What the task asks: Make an exact copy of the entries below.

Collected data entries:
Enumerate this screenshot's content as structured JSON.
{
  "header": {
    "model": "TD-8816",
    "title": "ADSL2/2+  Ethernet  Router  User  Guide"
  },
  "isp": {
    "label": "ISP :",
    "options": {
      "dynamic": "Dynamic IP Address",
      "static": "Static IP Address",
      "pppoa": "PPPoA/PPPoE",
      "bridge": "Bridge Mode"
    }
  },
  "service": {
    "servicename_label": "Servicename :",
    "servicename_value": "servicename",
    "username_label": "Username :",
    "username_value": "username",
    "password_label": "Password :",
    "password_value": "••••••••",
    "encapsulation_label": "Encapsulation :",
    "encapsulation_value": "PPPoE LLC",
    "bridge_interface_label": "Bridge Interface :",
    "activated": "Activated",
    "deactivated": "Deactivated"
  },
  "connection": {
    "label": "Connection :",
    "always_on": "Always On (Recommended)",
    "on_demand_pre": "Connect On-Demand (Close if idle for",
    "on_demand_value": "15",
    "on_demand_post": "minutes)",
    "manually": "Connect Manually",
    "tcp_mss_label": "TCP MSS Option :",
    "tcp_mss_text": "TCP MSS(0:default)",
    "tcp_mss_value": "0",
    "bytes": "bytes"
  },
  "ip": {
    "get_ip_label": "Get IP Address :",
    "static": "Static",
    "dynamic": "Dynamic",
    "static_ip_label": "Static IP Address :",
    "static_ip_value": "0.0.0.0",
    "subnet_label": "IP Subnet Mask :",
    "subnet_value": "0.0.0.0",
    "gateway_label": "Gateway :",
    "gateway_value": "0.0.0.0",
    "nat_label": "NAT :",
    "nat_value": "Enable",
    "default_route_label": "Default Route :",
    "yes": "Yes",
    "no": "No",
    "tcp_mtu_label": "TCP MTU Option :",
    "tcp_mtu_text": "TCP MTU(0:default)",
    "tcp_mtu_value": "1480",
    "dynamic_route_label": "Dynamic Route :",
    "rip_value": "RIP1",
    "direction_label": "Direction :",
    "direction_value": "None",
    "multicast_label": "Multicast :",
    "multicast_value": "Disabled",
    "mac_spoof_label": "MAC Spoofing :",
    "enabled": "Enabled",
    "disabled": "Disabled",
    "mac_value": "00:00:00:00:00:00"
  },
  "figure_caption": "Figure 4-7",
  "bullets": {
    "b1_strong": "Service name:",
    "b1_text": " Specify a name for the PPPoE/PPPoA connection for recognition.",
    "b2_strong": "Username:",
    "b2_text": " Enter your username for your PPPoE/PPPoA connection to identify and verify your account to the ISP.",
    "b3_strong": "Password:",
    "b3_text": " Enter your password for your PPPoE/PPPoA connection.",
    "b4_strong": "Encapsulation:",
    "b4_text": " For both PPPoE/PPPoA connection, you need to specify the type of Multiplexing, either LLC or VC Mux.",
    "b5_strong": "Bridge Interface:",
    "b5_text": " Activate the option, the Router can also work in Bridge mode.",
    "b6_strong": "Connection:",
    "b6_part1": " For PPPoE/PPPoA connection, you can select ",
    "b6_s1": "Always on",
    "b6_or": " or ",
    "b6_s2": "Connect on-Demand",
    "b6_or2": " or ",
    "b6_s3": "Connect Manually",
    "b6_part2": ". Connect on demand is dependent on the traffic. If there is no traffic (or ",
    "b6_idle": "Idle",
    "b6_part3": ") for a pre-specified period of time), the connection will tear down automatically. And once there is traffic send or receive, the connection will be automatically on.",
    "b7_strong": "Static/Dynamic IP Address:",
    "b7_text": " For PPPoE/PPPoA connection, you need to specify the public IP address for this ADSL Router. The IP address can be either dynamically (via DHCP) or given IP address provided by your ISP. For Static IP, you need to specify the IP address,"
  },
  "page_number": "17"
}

Complete response:
Enumerate this screenshot's content as structured JSON.
{
  "header": {
    "model": "TD-8816",
    "title": "ADSL2/2+  Ethernet  Router  User  Guide"
  },
  "isp": {
    "label": "ISP :",
    "options": {
      "dynamic": "Dynamic IP Address",
      "static": "Static IP Address",
      "pppoa": "PPPoA/PPPoE",
      "bridge": "Bridge Mode"
    }
  },
  "service": {
    "servicename_label": "Servicename :",
    "servicename_value": "servicename",
    "username_label": "Username :",
    "username_value": "username",
    "password_label": "Password :",
    "password_value": "••••••••",
    "encapsulation_label": "Encapsulation :",
    "encapsulation_value": "PPPoE LLC",
    "bridge_interface_label": "Bridge Interface :",
    "activated": "Activated",
    "deactivated": "Deactivated"
  },
  "connection": {
    "label": "Connection :",
    "always_on": "Always On (Recommended)",
    "on_demand_pre": "Connect On-Demand (Close if idle for",
    "on_demand_value": "15",
    "on_demand_post": "minutes)",
    "manually": "Connect Manually",
    "tcp_mss_label": "TCP MSS Option :",
    "tcp_mss_text": "TCP MSS(0:default)",
    "tcp_mss_value": "0",
    "bytes": "bytes"
  },
  "ip": {
    "get_ip_label": "Get IP Address :",
    "static": "Static",
    "dynamic": "Dynamic",
    "static_ip_label": "Static IP Address :",
    "static_ip_value": "0.0.0.0",
    "subnet_label": "IP Subnet Mask :",
    "subnet_value": "0.0.0.0",
    "gateway_label": "Gateway :",
    "gateway_value": "0.0.0.0",
    "nat_label": "NAT :",
    "nat_value": "Enable",
    "default_route_label": "Default Route :",
    "yes": "Yes",
    "no": "No",
    "tcp_mtu_label": "TCP MTU Option :",
    "tcp_mtu_text": "TCP MTU(0:default)",
    "tcp_mtu_value": "1480",
    "dynamic_route_label": "Dynamic Route :",
    "rip_value": "RIP1",
    "direction_label": "Direction :",
    "direction_value": "None",
    "multicast_label": "Multicast :",
    "multicast_value": "Disabled",
    "mac_spoof_label": "MAC Spoofing :",
    "enabled": "Enabled",
    "disabled": "Disabled",
    "mac_value": "00:00:00:00:00:00"
  },
  "figure_caption": "Figure 4-7",
  "bullets": {
    "b1_strong": "Service name:",
    "b1_text": " Specify a name for the PPPoE/PPPoA connection for recognition.",
    "b2_strong": "Username:",
    "b2_text": " Enter your username for your PPPoE/PPPoA connection to identify and verify your account to the ISP.",
    "b3_strong": "Password:",
    "b3_text": " Enter your password for your PPPoE/PPPoA connection.",
    "b4_strong": "Encapsulation:",
    "b4_text": " For both PPPoE/PPPoA connection, you need to specify the type of Multiplexing, either LLC or VC Mux.",
    "b5_strong": "Bridge Interface:",
    "b5_text": " Activate the option, the Router can also work in Bridge mode.",
    "b6_strong": "Connection:",
    "b6_part1": " For PPPoE/PPPoA connection, you can select ",
    "b6_s1": "Always on",
    "b6_or": " or ",
    "b6_s2": "Connect on-Demand",
    "b6_or2": " or ",
    "b6_s3": "Connect Manually",
    "b6_part2": ". Connect on demand is dependent on the traffic. If there is no traffic (or ",
    "b6_idle": "Idle",
    "b6_part3": ") for a pre-specified period of time), the connection will tear down automatically. And once there is traffic send or receive, the connection will be automatically on.",
    "b7_strong": "Static/Dynamic IP Address:",
    "b7_text": " For PPPoE/PPPoA connection, you need to specify the public IP address for this ADSL Router. The IP address can be either dynamically (via DHCP) or given IP address provided by your ISP. For Static IP, you need to specify the IP address,"
  },
  "page_number": "17"
}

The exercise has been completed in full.